• **Given task**: Copy out the material below in full, but not its images.

--- Start Input material ---

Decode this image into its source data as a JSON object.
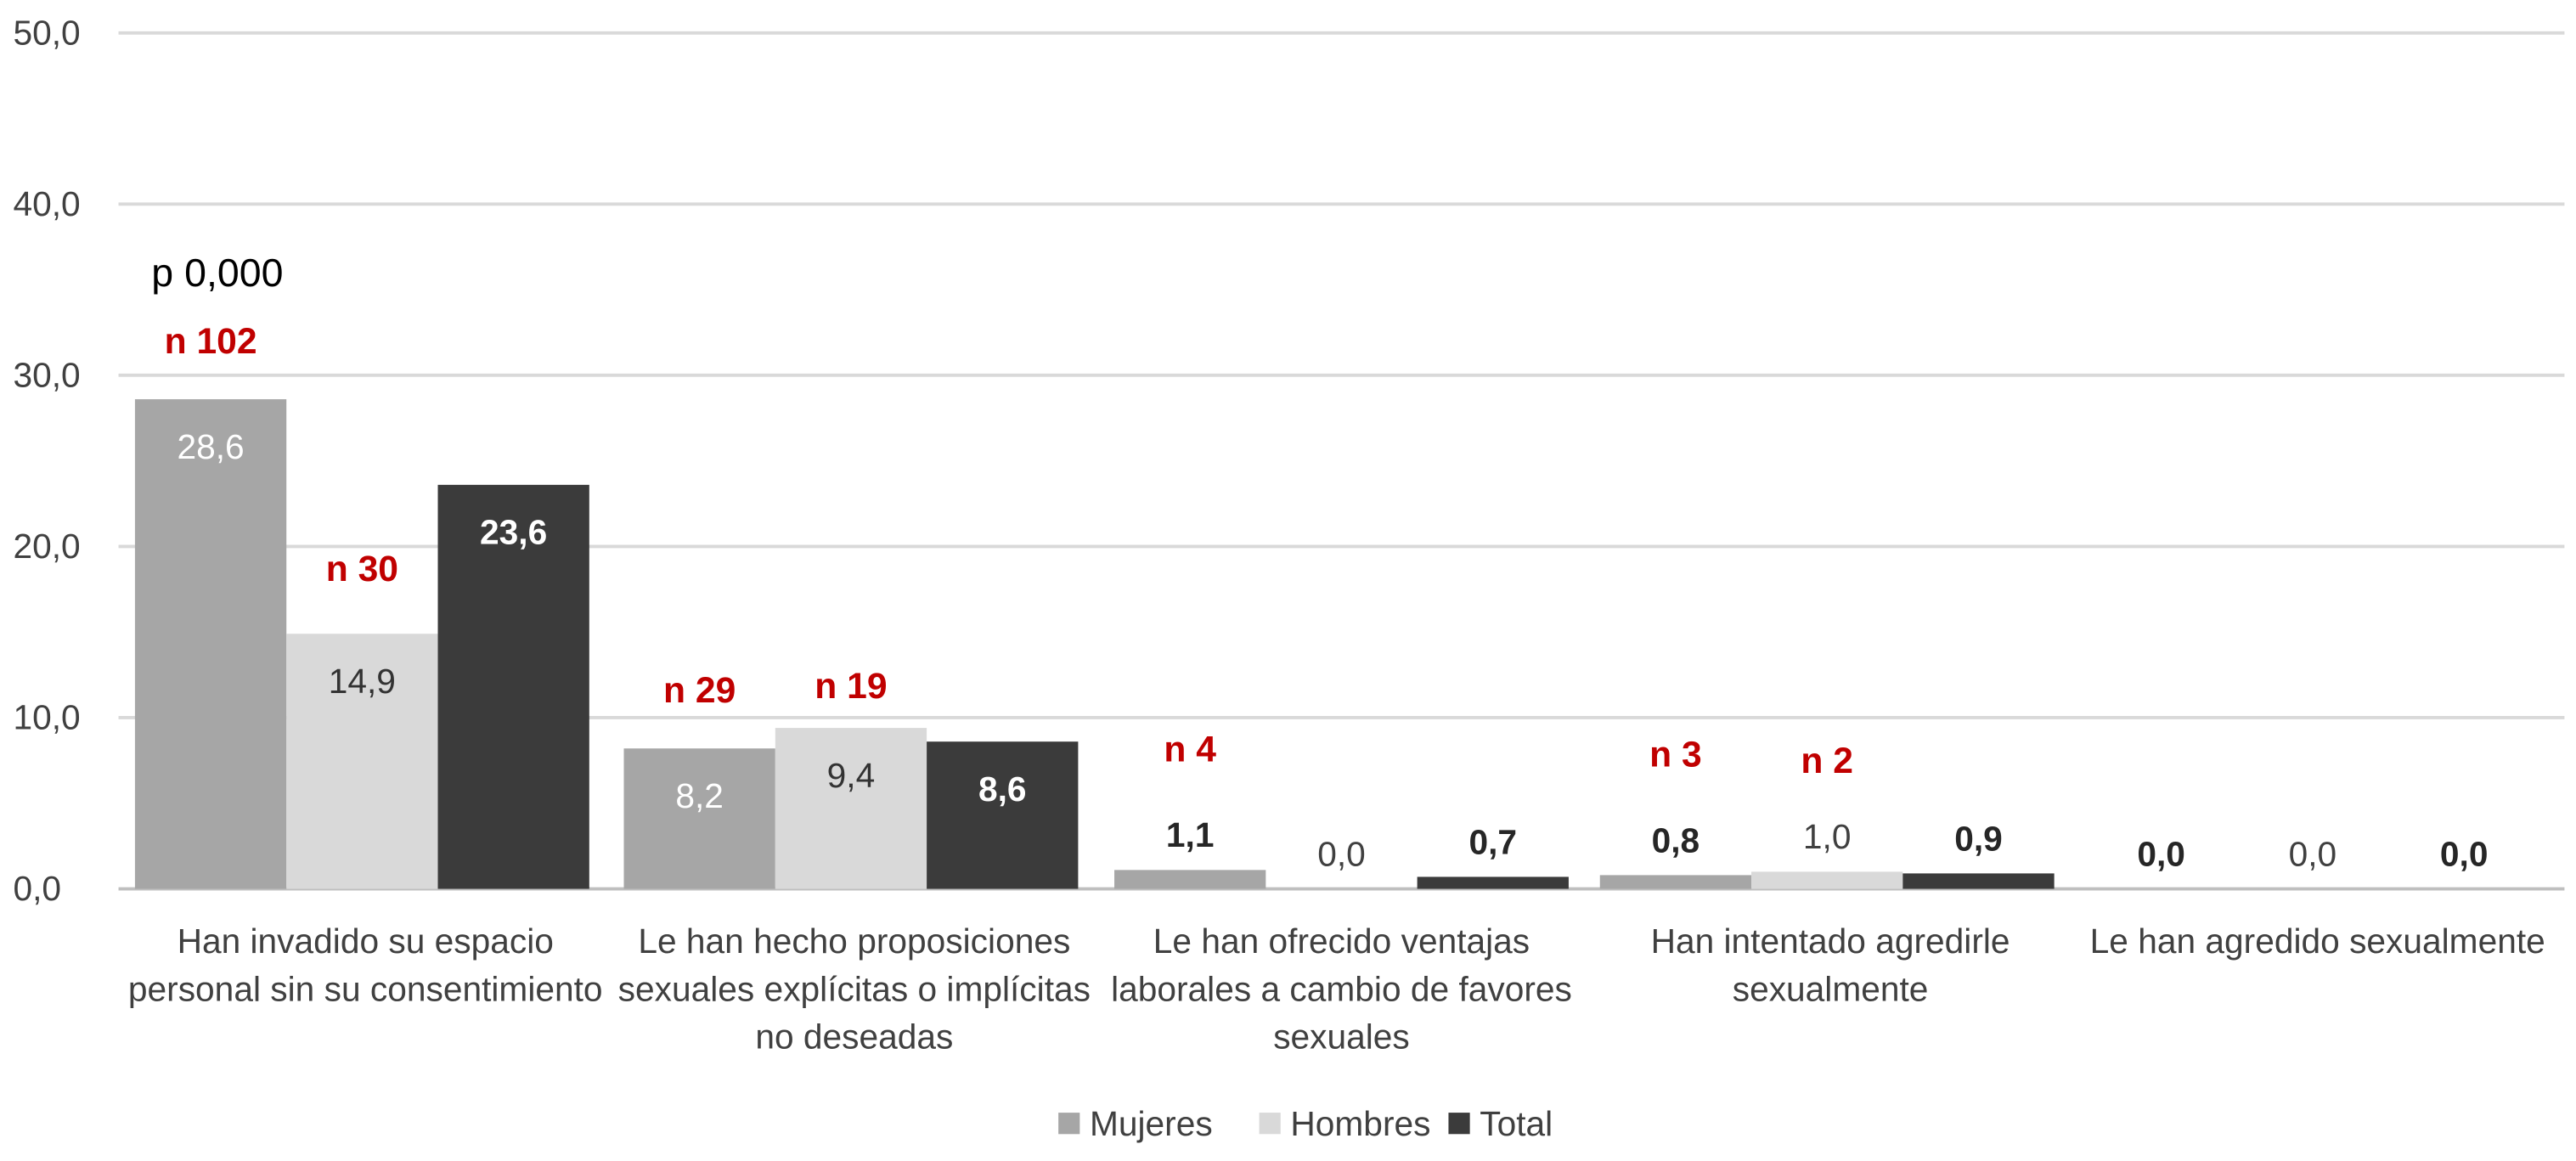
{
  "chart_data": {
    "type": "bar",
    "title": "",
    "xlabel": "",
    "ylabel": "",
    "ylim": [
      0,
      50
    ],
    "yticks": [
      "0,0",
      "10,0",
      "20,0",
      "30,0",
      "40,0",
      "50,0"
    ],
    "grid": true,
    "legend_position": "bottom",
    "categories": [
      [
        "Han invadido su espacio",
        "personal sin su consentimiento"
      ],
      [
        "Le han hecho proposiciones",
        "sexuales explícitas o implícitas",
        "no deseadas"
      ],
      [
        "Le han ofrecido ventajas",
        "laborales a cambio de favores",
        "sexuales"
      ],
      [
        "Han intentado agredirle",
        "sexualmente"
      ],
      [
        "Le han agredido sexualmente"
      ]
    ],
    "series": [
      {
        "name": "Mujeres",
        "color": "#a6a6a6",
        "label_color": "#ffffff",
        "values": [
          28.6,
          8.2,
          1.1,
          0.8,
          0.0
        ],
        "labels": [
          "28,6",
          "8,2",
          "1,1",
          "0,8",
          "0,0"
        ]
      },
      {
        "name": "Hombres",
        "color": "#d9d9d9",
        "label_color": "#333333",
        "values": [
          14.9,
          9.4,
          0.0,
          1.0,
          0.0
        ],
        "labels": [
          "14,9",
          "9,4",
          "0,0",
          "1,0",
          "0,0"
        ]
      },
      {
        "name": "Total",
        "color": "#3b3b3b",
        "label_color": "#ffffff",
        "values": [
          23.6,
          8.6,
          0.7,
          0.9,
          0.0
        ],
        "labels": [
          "23,6",
          "8,6",
          "0,7",
          "0,9",
          "0,0"
        ]
      }
    ],
    "annotations": [
      {
        "text": "p 0,000",
        "group": 0,
        "series": 0,
        "role": "p"
      },
      {
        "text": "n 102",
        "group": 0,
        "series": 0,
        "role": "n"
      },
      {
        "text": "n 30",
        "group": 0,
        "series": 1,
        "role": "n"
      },
      {
        "text": "n 29",
        "group": 1,
        "series": 0,
        "role": "n"
      },
      {
        "text": "n 19",
        "group": 1,
        "series": 1,
        "role": "n"
      },
      {
        "text": "n 4",
        "group": 2,
        "series": 0,
        "role": "n"
      },
      {
        "text": "n 3",
        "group": 3,
        "series": 0,
        "role": "n"
      },
      {
        "text": "n 2",
        "group": 3,
        "series": 1,
        "role": "n"
      }
    ],
    "annotation_color": "#c00000"
  }
}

--- End Input material ---

• **The solution**:
Decode this image into its source data as a JSON object.
{
  "chart_data": {
    "type": "bar",
    "title": "",
    "xlabel": "",
    "ylabel": "",
    "ylim": [
      0,
      50
    ],
    "yticks": [
      "0,0",
      "10,0",
      "20,0",
      "30,0",
      "40,0",
      "50,0"
    ],
    "grid": true,
    "legend_position": "bottom",
    "categories": [
      [
        "Han invadido su espacio",
        "personal sin su consentimiento"
      ],
      [
        "Le han hecho proposiciones",
        "sexuales explícitas o implícitas",
        "no deseadas"
      ],
      [
        "Le han ofrecido ventajas",
        "laborales a cambio de favores",
        "sexuales"
      ],
      [
        "Han intentado agredirle",
        "sexualmente"
      ],
      [
        "Le han agredido sexualmente"
      ]
    ],
    "series": [
      {
        "name": "Mujeres",
        "color": "#a6a6a6",
        "label_color": "#ffffff",
        "values": [
          28.6,
          8.2,
          1.1,
          0.8,
          0.0
        ],
        "labels": [
          "28,6",
          "8,2",
          "1,1",
          "0,8",
          "0,0"
        ]
      },
      {
        "name": "Hombres",
        "color": "#d9d9d9",
        "label_color": "#333333",
        "values": [
          14.9,
          9.4,
          0.0,
          1.0,
          0.0
        ],
        "labels": [
          "14,9",
          "9,4",
          "0,0",
          "1,0",
          "0,0"
        ]
      },
      {
        "name": "Total",
        "color": "#3b3b3b",
        "label_color": "#ffffff",
        "values": [
          23.6,
          8.6,
          0.7,
          0.9,
          0.0
        ],
        "labels": [
          "23,6",
          "8,6",
          "0,7",
          "0,9",
          "0,0"
        ]
      }
    ],
    "annotations": [
      {
        "text": "p 0,000",
        "group": 0,
        "series": 0,
        "role": "p"
      },
      {
        "text": "n 102",
        "group": 0,
        "series": 0,
        "role": "n"
      },
      {
        "text": "n 30",
        "group": 0,
        "series": 1,
        "role": "n"
      },
      {
        "text": "n 29",
        "group": 1,
        "series": 0,
        "role": "n"
      },
      {
        "text": "n 19",
        "group": 1,
        "series": 1,
        "role": "n"
      },
      {
        "text": "n 4",
        "group": 2,
        "series": 0,
        "role": "n"
      },
      {
        "text": "n 3",
        "group": 3,
        "series": 0,
        "role": "n"
      },
      {
        "text": "n 2",
        "group": 3,
        "series": 1,
        "role": "n"
      }
    ],
    "annotation_color": "#c00000"
  }
}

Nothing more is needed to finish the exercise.